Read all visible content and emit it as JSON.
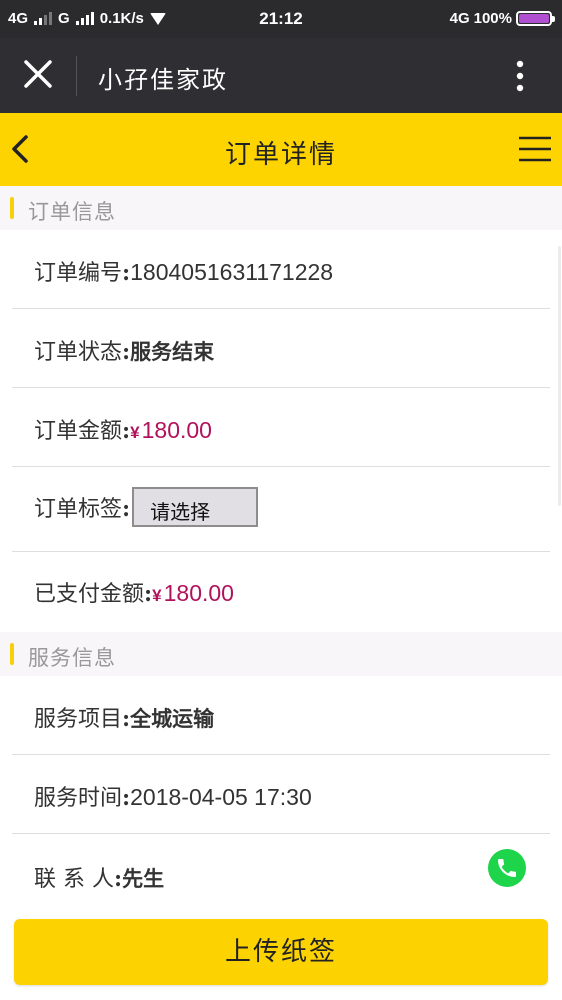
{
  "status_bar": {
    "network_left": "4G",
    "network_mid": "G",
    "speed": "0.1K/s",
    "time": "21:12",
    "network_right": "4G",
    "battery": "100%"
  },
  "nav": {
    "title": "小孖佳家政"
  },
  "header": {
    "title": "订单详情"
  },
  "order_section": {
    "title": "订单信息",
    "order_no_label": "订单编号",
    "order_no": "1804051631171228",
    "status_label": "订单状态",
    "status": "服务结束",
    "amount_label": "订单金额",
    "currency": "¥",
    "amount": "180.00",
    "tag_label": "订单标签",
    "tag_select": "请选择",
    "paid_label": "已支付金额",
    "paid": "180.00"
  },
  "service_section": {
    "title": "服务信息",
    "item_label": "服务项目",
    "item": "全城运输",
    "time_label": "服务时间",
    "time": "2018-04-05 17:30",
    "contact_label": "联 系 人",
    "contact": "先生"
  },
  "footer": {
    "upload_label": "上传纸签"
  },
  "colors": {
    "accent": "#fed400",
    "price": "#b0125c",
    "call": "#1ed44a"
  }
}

════════════════════

> [Task goal] Quote everything in the listing above exactly; pictures are the only thing to omit.

> [Right answer]
Read all visible content and emit it as JSON.
{
  "status_bar": {
    "network_left": "4G",
    "network_mid": "G",
    "speed": "0.1K/s",
    "time": "21:12",
    "network_right": "4G",
    "battery": "100%"
  },
  "nav": {
    "title": "小孖佳家政"
  },
  "header": {
    "title": "订单详情"
  },
  "order_section": {
    "title": "订单信息",
    "order_no_label": "订单编号",
    "order_no": "1804051631171228",
    "status_label": "订单状态",
    "status": "服务结束",
    "amount_label": "订单金额",
    "currency": "¥",
    "amount": "180.00",
    "tag_label": "订单标签",
    "tag_select": "请选择",
    "paid_label": "已支付金额",
    "paid": "180.00"
  },
  "service_section": {
    "title": "服务信息",
    "item_label": "服务项目",
    "item": "全城运输",
    "time_label": "服务时间",
    "time": "2018-04-05 17:30",
    "contact_label": "联 系 人",
    "contact": "先生"
  },
  "footer": {
    "upload_label": "上传纸签"
  },
  "colors": {
    "accent": "#fed400",
    "price": "#b0125c",
    "call": "#1ed44a"
  }
}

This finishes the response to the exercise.